» **Work instructions**:
(1) Transcribe the part of the Democrats of the Year post between "Many of us have" and "American political landscape.", inclusive.
(2) In the Democrats of the Year post, which people does the author say the mainstream media would probably pick? List them all.
(3) Do these statements agree with the Democrats of the Year post? Answer yes or no for each, and quote the words that decide it. (a) Murtha was first elected to the House in 1974. (b) Murtha served as a Marine intelligence officer in Korea. (c) The post was cross-posted at Daily Kos.

--- start of Text shown ---

The 2006 Democrats of the Year

(cross-posted at Daily Kos)

Many of us have met Time’s choice for Person of the Year – You – with some derision. If the criteria of the award were to be literally followed (“the individual or group of individuals who have had the biggest effect on the year’s news”), then it would always be the entire human population.

However, I thought it would be a good exercise to write about who the ‘Democrats of the Year’ were in 2006. The mainstream media, as evidenced by Time, would probably select Harry Reid, Nancy Pelosi, Chuck Schumer, and Rahm Emanuel – those most often credited for the electoral victories a month ago. Here are mine, complete with requisite title:

John Murtha, Howard Dean, and Ned Lamont

How a political insider, a political outsider, and a political nobody rocked the American political landscape.
John Murtha

Congressmen John Murtha wasn’t particularly well-known to the general public before the end of 2005. Elected to represent Pennsylvania’s 12th District in 1974 as one of the Watergate Babies, Murtha perhaps was best known until now as being investigated in relations to the Abscam scandal. But that all changed on November 17, 2005, when Murtha – arguably one of the more hawkish Democrats in the House and certainly not one of its more progressive members – came out with this  surprisingly blunt assessment of the war in Iraq, a conflict he had once strongly supported:

“The U.S. cannot accomplish anything further in Iraq militarily. It is time to bring them home,” said Rep. John Murtha of Pennsylvania, a former Marine intelligence officer in Vietnam and the senior Democrat on the House appropriations subcommittee that oversees military spending.

--- end of Text shown ---
--- start of Information shown ---

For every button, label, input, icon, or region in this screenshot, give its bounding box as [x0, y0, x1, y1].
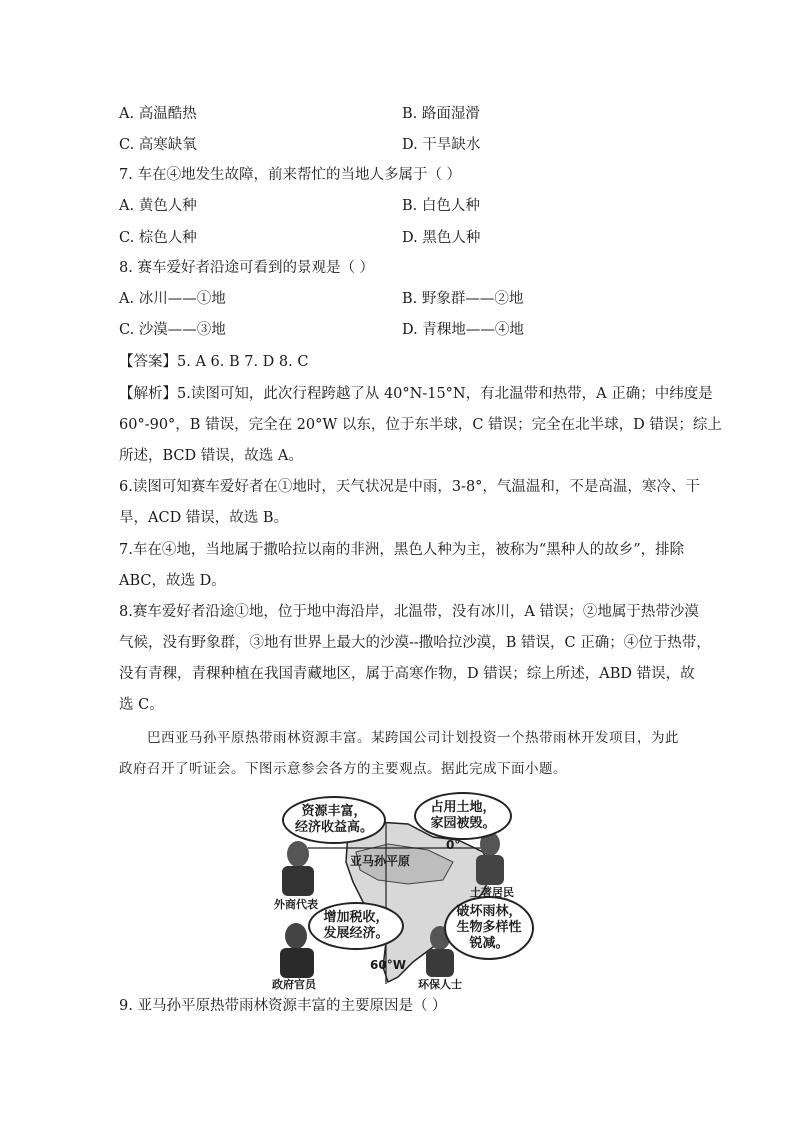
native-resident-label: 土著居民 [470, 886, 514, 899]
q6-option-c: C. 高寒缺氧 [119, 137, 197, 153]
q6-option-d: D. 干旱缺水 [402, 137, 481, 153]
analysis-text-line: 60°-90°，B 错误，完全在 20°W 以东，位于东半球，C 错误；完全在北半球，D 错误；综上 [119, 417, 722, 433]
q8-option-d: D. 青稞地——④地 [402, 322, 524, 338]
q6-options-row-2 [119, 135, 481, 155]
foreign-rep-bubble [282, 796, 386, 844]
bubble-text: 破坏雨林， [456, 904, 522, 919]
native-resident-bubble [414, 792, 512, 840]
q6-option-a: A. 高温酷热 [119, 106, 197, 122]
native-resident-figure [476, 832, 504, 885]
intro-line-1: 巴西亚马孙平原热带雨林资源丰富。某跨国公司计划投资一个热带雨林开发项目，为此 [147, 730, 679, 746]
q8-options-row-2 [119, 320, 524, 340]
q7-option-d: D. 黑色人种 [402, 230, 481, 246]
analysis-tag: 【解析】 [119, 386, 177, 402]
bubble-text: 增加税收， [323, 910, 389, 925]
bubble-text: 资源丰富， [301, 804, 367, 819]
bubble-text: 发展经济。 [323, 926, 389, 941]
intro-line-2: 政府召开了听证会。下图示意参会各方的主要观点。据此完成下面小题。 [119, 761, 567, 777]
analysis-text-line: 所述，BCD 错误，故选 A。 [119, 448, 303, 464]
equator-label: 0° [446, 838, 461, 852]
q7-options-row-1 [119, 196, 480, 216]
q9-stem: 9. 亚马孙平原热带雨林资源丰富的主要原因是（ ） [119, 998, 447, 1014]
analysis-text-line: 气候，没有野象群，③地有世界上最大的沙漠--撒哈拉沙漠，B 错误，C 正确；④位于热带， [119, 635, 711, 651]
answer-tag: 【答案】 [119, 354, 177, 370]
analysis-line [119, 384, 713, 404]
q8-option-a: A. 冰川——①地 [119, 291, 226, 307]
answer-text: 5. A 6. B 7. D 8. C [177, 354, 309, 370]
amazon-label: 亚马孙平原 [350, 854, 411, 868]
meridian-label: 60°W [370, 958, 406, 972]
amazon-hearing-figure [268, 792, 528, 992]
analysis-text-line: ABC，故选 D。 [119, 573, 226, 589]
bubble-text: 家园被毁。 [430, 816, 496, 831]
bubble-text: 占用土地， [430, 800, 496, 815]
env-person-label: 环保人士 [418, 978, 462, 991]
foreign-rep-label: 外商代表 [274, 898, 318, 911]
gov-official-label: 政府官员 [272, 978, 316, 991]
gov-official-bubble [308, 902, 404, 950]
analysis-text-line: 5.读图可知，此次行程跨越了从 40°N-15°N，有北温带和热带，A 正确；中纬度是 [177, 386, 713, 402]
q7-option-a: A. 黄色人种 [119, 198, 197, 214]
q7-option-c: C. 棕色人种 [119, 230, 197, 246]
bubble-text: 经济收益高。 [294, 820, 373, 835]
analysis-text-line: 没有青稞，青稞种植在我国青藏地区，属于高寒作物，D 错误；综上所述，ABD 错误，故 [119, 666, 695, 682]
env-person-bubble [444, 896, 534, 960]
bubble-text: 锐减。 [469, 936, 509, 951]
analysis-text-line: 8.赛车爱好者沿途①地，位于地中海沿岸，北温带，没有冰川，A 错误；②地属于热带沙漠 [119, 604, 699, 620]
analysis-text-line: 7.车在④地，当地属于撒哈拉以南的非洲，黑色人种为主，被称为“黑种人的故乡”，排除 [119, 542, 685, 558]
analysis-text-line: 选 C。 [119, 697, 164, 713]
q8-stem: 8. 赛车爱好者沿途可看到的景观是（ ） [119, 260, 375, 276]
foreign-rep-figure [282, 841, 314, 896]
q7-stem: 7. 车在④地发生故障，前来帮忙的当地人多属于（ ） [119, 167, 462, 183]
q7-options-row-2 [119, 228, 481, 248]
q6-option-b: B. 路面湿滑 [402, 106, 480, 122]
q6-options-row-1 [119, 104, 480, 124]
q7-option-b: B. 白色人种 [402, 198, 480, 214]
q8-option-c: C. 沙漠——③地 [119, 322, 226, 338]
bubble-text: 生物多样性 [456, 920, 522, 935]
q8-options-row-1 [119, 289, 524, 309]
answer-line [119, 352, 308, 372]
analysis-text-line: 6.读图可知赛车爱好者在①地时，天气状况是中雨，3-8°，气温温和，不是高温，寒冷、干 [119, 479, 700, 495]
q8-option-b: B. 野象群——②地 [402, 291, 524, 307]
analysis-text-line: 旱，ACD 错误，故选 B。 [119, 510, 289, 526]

--- end of Information shown ---
--- start of Information shown ---

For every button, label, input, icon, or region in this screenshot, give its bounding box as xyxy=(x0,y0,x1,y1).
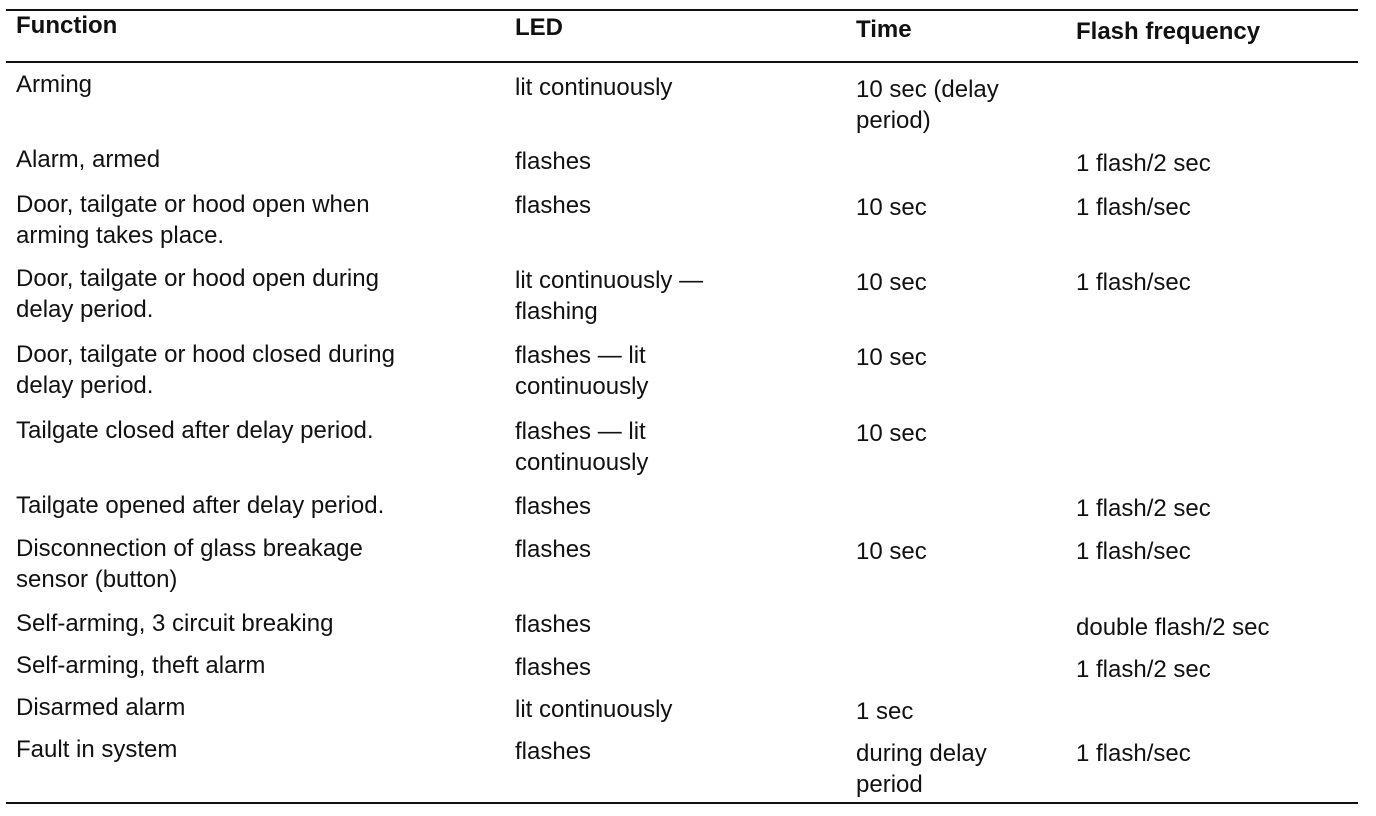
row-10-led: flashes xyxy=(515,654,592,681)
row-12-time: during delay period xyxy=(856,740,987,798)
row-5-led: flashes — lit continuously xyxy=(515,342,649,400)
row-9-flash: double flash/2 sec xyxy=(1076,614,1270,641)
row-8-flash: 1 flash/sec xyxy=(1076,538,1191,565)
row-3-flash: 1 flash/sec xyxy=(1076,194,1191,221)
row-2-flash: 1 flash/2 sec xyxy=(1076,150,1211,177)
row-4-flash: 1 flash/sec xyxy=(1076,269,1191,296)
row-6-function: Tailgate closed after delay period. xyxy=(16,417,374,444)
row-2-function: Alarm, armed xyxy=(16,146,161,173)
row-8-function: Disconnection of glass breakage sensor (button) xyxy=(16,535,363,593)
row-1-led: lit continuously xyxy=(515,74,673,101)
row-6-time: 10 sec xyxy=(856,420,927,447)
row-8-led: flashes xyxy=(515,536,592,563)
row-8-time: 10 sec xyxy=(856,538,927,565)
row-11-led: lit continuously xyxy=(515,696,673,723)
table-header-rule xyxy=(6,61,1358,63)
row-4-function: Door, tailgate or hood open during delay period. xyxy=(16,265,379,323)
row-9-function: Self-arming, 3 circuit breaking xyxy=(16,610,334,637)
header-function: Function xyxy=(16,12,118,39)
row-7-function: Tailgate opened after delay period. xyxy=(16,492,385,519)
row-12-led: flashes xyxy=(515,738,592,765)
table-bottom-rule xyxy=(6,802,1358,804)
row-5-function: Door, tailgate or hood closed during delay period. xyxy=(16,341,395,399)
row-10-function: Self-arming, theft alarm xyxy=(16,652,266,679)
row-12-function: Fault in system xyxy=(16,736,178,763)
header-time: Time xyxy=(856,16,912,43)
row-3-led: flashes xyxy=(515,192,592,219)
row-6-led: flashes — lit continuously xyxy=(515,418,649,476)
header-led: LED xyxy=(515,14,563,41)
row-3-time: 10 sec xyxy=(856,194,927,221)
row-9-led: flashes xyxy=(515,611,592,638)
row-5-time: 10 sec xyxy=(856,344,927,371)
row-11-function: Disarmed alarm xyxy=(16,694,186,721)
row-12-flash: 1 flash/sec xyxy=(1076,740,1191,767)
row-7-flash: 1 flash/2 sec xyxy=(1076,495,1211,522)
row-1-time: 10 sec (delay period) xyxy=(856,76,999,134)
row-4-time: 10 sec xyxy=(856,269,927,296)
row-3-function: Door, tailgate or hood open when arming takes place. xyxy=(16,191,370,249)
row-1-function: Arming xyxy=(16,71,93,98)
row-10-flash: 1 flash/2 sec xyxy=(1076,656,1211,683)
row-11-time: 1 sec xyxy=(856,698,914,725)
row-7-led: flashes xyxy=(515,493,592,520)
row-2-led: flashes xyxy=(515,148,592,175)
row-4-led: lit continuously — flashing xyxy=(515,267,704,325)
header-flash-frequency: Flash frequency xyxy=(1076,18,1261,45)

--- end of Information shown ---

» **Exercise answers**:
(1)
Many of us have met Time’s choice for Person of the Year – You – with some derision. If the criteria of the award were to be literally followed (“the individual or group of individuals who have had the biggest effect on the year’s news”), then it would always be the entire human population.

However, I thought it would be a good exercise to write about who the ‘Democrats of the Year’ were in 2006. The mainstream media, as evidenced by Time, would probably select Harry Reid, Nancy Pelosi, Chuck Schumer, and Rahm Emanuel – those most often credited for the electoral victories a month ago. Here are mine, complete with requisite title:

John Murtha, Howard Dean, and Ned Lamont

How a political insider, a political outsider, and a political nobody rocked the American political landscape.

(2)
Harry Reid
Nancy Pelosi
Chuck Schumer
Rahm Emanuel

(3)
(a) Yes: "Elected to represent Pennsylvania’s 12th District in 1974 as one of the Watergate Babies"
(b) No: "a former Marine intelligence officer in Vietnam"
(c) Yes: "(cross-posted at Daily Kos)"